▶ [Stored records]
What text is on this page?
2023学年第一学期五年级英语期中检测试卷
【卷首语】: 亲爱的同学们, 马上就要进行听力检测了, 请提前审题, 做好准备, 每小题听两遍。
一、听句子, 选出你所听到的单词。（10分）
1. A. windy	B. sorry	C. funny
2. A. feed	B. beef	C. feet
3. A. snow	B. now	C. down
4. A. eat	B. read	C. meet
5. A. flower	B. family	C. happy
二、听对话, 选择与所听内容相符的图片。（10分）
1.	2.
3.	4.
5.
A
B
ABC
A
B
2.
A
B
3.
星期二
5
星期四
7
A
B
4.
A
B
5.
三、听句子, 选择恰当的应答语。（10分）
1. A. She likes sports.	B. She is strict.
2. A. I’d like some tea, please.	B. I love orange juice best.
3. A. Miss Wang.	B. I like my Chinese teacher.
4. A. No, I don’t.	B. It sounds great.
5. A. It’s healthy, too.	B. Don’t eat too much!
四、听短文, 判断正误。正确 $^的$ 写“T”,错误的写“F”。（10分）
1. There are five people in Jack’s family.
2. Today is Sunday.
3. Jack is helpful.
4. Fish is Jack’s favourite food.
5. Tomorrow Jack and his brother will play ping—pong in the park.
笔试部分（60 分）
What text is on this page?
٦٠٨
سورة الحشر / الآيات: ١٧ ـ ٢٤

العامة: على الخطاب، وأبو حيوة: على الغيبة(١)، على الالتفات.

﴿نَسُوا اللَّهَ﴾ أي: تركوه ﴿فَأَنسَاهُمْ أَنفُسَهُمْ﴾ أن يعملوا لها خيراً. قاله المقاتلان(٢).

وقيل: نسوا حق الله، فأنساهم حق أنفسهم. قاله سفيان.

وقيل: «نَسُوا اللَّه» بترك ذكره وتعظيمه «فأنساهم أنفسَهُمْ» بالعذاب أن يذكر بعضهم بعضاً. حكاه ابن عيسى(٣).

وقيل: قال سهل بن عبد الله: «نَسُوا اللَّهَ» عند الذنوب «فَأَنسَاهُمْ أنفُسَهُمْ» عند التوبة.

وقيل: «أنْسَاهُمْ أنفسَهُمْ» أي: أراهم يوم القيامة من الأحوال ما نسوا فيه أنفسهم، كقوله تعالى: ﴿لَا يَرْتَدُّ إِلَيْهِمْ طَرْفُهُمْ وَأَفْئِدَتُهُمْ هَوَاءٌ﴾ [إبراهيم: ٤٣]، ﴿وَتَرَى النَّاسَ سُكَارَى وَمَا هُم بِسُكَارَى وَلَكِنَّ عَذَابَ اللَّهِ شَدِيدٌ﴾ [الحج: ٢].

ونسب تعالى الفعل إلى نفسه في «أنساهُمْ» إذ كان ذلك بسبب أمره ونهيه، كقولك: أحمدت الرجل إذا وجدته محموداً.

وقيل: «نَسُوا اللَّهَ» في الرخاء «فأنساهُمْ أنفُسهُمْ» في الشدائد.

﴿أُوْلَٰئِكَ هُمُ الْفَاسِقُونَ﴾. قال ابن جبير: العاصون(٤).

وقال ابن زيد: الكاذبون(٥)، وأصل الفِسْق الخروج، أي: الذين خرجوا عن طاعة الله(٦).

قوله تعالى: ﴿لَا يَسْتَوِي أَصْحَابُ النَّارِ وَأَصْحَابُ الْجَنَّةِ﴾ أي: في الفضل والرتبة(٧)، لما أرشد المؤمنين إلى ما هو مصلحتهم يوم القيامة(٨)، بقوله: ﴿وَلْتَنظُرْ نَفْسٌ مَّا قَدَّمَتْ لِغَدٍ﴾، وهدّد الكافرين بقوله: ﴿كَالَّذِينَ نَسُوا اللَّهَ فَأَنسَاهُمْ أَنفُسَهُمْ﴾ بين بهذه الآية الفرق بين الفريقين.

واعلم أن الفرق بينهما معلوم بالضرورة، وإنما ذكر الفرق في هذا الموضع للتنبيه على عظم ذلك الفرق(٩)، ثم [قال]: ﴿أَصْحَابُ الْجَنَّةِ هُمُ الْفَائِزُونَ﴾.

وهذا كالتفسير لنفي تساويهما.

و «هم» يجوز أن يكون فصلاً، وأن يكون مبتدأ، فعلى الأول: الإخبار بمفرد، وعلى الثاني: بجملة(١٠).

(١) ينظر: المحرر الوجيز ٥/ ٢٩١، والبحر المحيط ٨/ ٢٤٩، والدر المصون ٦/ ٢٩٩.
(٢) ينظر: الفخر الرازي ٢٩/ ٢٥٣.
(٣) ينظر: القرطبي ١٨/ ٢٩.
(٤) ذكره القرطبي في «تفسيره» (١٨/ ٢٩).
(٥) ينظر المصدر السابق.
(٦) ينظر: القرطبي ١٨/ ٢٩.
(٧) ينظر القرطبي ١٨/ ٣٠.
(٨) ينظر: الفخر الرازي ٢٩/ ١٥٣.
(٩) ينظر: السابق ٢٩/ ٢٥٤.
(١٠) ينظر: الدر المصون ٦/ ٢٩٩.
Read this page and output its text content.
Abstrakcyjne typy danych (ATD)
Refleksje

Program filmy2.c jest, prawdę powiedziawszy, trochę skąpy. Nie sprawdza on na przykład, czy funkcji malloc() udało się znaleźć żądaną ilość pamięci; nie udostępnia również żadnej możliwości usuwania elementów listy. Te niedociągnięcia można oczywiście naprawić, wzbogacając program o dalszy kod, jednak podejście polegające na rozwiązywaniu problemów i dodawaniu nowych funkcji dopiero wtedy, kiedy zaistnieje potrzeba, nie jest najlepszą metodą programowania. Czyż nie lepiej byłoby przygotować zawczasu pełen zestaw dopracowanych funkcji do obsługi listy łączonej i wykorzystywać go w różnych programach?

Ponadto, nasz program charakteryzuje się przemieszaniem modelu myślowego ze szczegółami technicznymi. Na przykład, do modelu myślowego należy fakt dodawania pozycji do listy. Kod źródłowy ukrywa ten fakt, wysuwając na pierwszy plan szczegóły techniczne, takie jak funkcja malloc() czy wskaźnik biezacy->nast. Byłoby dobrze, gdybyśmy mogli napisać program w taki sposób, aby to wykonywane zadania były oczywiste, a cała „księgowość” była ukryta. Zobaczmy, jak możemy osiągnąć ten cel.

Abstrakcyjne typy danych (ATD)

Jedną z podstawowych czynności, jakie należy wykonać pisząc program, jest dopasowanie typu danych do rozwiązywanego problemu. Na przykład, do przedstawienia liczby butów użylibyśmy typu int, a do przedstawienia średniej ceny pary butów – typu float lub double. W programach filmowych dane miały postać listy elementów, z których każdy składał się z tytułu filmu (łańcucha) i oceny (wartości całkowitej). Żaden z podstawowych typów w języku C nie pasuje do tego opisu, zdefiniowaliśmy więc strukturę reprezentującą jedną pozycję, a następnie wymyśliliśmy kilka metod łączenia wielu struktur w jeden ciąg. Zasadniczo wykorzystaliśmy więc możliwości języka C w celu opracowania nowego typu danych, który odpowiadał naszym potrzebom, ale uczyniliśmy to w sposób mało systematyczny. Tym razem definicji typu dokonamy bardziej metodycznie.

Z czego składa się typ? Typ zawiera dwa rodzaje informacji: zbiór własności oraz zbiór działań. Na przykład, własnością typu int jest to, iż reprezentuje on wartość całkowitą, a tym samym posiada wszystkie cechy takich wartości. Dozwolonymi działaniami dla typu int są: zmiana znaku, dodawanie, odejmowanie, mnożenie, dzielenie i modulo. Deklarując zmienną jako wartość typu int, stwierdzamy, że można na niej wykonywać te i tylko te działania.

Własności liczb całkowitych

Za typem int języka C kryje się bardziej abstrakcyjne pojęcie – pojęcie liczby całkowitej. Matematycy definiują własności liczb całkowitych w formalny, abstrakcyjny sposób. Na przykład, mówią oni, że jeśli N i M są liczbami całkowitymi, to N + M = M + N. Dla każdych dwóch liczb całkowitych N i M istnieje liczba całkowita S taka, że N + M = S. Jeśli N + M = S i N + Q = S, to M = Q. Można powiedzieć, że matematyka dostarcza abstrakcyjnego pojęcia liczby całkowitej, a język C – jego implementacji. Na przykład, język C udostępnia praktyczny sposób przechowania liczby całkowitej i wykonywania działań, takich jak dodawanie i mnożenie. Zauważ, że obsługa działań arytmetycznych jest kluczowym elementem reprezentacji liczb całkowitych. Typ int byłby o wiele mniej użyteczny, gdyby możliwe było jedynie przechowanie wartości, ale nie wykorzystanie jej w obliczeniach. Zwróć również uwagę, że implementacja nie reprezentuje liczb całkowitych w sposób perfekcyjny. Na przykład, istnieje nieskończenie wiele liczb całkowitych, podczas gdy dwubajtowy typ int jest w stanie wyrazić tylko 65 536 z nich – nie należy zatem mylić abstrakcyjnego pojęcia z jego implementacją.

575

▶ [Task goal] Write down the number of lines where the word "family" appears, and nothing further.

▶ [Full answer] 2